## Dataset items

──────────

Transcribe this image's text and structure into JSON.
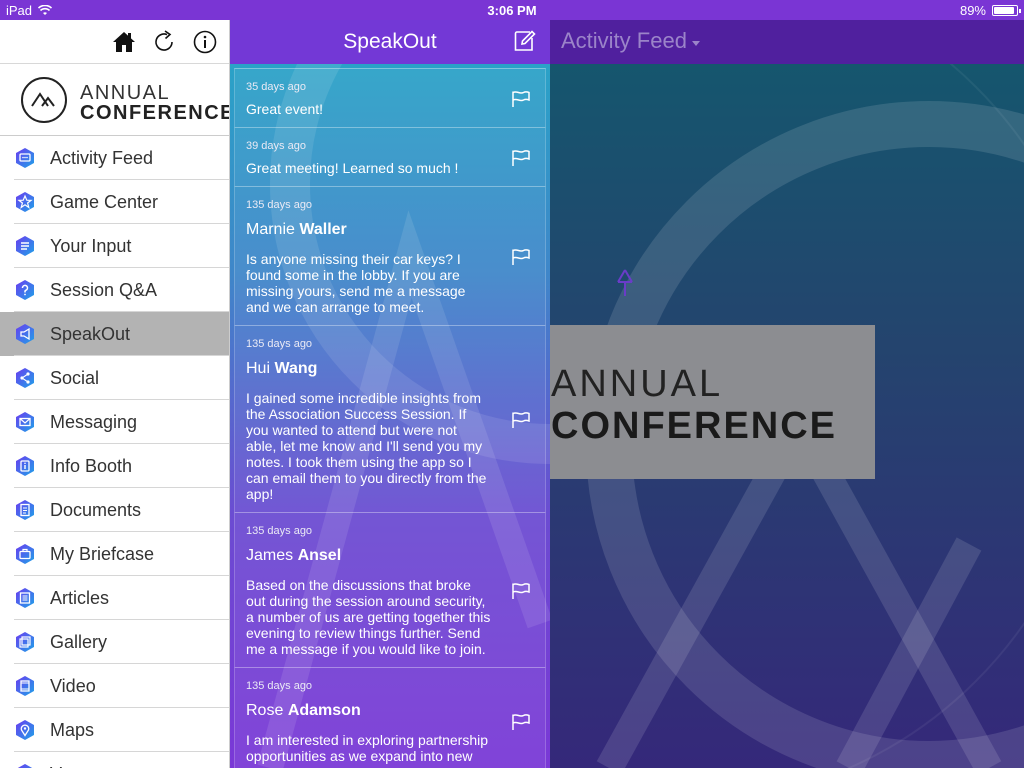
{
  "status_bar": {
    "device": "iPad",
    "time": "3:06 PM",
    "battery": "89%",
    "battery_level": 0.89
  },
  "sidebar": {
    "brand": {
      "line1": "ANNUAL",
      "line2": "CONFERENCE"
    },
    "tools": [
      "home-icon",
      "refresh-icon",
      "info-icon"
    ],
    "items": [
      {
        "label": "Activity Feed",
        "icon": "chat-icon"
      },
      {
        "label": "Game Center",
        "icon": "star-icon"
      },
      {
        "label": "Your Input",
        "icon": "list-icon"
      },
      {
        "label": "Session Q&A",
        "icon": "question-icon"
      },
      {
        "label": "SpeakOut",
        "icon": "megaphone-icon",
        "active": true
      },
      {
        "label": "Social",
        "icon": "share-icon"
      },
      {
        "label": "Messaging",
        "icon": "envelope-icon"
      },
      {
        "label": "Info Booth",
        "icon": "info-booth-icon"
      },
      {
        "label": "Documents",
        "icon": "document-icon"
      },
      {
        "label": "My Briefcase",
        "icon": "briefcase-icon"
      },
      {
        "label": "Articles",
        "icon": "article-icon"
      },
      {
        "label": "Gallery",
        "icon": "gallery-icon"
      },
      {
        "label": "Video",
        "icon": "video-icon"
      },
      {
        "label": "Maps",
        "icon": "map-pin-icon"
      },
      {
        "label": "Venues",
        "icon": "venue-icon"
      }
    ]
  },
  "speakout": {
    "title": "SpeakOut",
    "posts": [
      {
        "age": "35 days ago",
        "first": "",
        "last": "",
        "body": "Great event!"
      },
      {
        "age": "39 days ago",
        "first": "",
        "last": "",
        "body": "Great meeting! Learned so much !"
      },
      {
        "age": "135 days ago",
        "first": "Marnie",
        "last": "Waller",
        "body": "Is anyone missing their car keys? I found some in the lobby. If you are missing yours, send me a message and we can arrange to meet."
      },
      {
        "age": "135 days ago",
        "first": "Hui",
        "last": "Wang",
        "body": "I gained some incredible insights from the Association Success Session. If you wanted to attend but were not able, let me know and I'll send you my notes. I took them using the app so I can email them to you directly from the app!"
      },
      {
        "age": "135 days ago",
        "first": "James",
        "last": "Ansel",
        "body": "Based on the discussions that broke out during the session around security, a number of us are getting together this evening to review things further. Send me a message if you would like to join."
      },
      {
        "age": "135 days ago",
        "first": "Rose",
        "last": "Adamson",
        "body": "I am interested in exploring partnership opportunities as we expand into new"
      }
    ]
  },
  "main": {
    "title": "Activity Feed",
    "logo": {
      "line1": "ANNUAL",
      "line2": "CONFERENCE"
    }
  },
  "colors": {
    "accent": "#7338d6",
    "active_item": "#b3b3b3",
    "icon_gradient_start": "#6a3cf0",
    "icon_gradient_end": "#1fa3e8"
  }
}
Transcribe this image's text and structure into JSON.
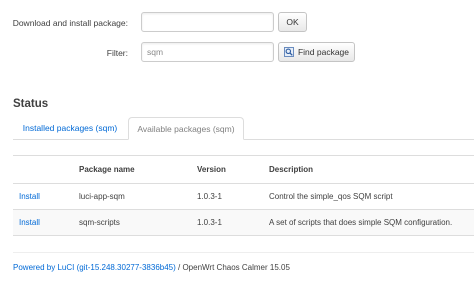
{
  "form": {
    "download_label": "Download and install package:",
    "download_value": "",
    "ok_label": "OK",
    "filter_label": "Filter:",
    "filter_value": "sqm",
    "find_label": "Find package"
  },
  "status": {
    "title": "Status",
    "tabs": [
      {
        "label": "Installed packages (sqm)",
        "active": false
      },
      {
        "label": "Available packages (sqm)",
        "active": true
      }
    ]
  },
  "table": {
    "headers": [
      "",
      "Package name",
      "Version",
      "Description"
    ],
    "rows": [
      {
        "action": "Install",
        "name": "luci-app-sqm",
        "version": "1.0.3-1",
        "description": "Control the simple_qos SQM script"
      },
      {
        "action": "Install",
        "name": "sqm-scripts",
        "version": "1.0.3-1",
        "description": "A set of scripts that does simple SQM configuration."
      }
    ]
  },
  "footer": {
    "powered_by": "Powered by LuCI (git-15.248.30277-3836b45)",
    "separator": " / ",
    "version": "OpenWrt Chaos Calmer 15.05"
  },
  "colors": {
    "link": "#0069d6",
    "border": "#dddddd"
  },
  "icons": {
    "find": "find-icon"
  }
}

──────────

## Problem requirements
The records above should be reproduced exactly, with no pictures included.

## Complete output
Transcribe this image's text and structure into JSON.
{
  "status_bar": {
    "device": "iPad",
    "time": "3:06 PM",
    "battery": "89%",
    "battery_level": 0.89
  },
  "sidebar": {
    "brand": {
      "line1": "ANNUAL",
      "line2": "CONFERENCE"
    },
    "tools": [
      "home-icon",
      "refresh-icon",
      "info-icon"
    ],
    "items": [
      {
        "label": "Activity Feed",
        "icon": "chat-icon"
      },
      {
        "label": "Game Center",
        "icon": "star-icon"
      },
      {
        "label": "Your Input",
        "icon": "list-icon"
      },
      {
        "label": "Session Q&A",
        "icon": "question-icon"
      },
      {
        "label": "SpeakOut",
        "icon": "megaphone-icon",
        "active": true
      },
      {
        "label": "Social",
        "icon": "share-icon"
      },
      {
        "label": "Messaging",
        "icon": "envelope-icon"
      },
      {
        "label": "Info Booth",
        "icon": "info-booth-icon"
      },
      {
        "label": "Documents",
        "icon": "document-icon"
      },
      {
        "label": "My Briefcase",
        "icon": "briefcase-icon"
      },
      {
        "label": "Articles",
        "icon": "article-icon"
      },
      {
        "label": "Gallery",
        "icon": "gallery-icon"
      },
      {
        "label": "Video",
        "icon": "video-icon"
      },
      {
        "label": "Maps",
        "icon": "map-pin-icon"
      },
      {
        "label": "Venues",
        "icon": "venue-icon"
      }
    ]
  },
  "speakout": {
    "title": "SpeakOut",
    "posts": [
      {
        "age": "35 days ago",
        "first": "",
        "last": "",
        "body": "Great event!"
      },
      {
        "age": "39 days ago",
        "first": "",
        "last": "",
        "body": "Great meeting! Learned so much !"
      },
      {
        "age": "135 days ago",
        "first": "Marnie",
        "last": "Waller",
        "body": "Is anyone missing their car keys? I found some in the lobby. If you are missing yours, send me a message and we can arrange to meet."
      },
      {
        "age": "135 days ago",
        "first": "Hui",
        "last": "Wang",
        "body": "I gained some incredible insights from the Association Success Session. If you wanted to attend but were not able, let me know and I'll send you my notes. I took them using the app so I can email them to you directly from the app!"
      },
      {
        "age": "135 days ago",
        "first": "James",
        "last": "Ansel",
        "body": "Based on the discussions that broke out during the session around security, a number of us are getting together this evening to review things further. Send me a message if you would like to join."
      },
      {
        "age": "135 days ago",
        "first": "Rose",
        "last": "Adamson",
        "body": "I am interested in exploring partnership opportunities as we expand into new"
      }
    ]
  },
  "main": {
    "title": "Activity Feed",
    "logo": {
      "line1": "ANNUAL",
      "line2": "CONFERENCE"
    }
  },
  "colors": {
    "accent": "#7338d6",
    "active_item": "#b3b3b3",
    "icon_gradient_start": "#6a3cf0",
    "icon_gradient_end": "#1fa3e8"
  }
}
Transcribe this image's text and structure into JSON.
{
  "form": {
    "download_label": "Download and install package:",
    "download_value": "",
    "ok_label": "OK",
    "filter_label": "Filter:",
    "filter_value": "sqm",
    "find_label": "Find package"
  },
  "status": {
    "title": "Status",
    "tabs": [
      {
        "label": "Installed packages (sqm)",
        "active": false
      },
      {
        "label": "Available packages (sqm)",
        "active": true
      }
    ]
  },
  "table": {
    "headers": [
      "",
      "Package name",
      "Version",
      "Description"
    ],
    "rows": [
      {
        "action": "Install",
        "name": "luci-app-sqm",
        "version": "1.0.3-1",
        "description": "Control the simple_qos SQM script"
      },
      {
        "action": "Install",
        "name": "sqm-scripts",
        "version": "1.0.3-1",
        "description": "A set of scripts that does simple SQM configuration."
      }
    ]
  },
  "footer": {
    "powered_by": "Powered by LuCI (git-15.248.30277-3836b45)",
    "separator": " / ",
    "version": "OpenWrt Chaos Calmer 15.05"
  },
  "colors": {
    "link": "#0069d6",
    "border": "#dddddd"
  },
  "icons": {
    "find": "find-icon"
  }
}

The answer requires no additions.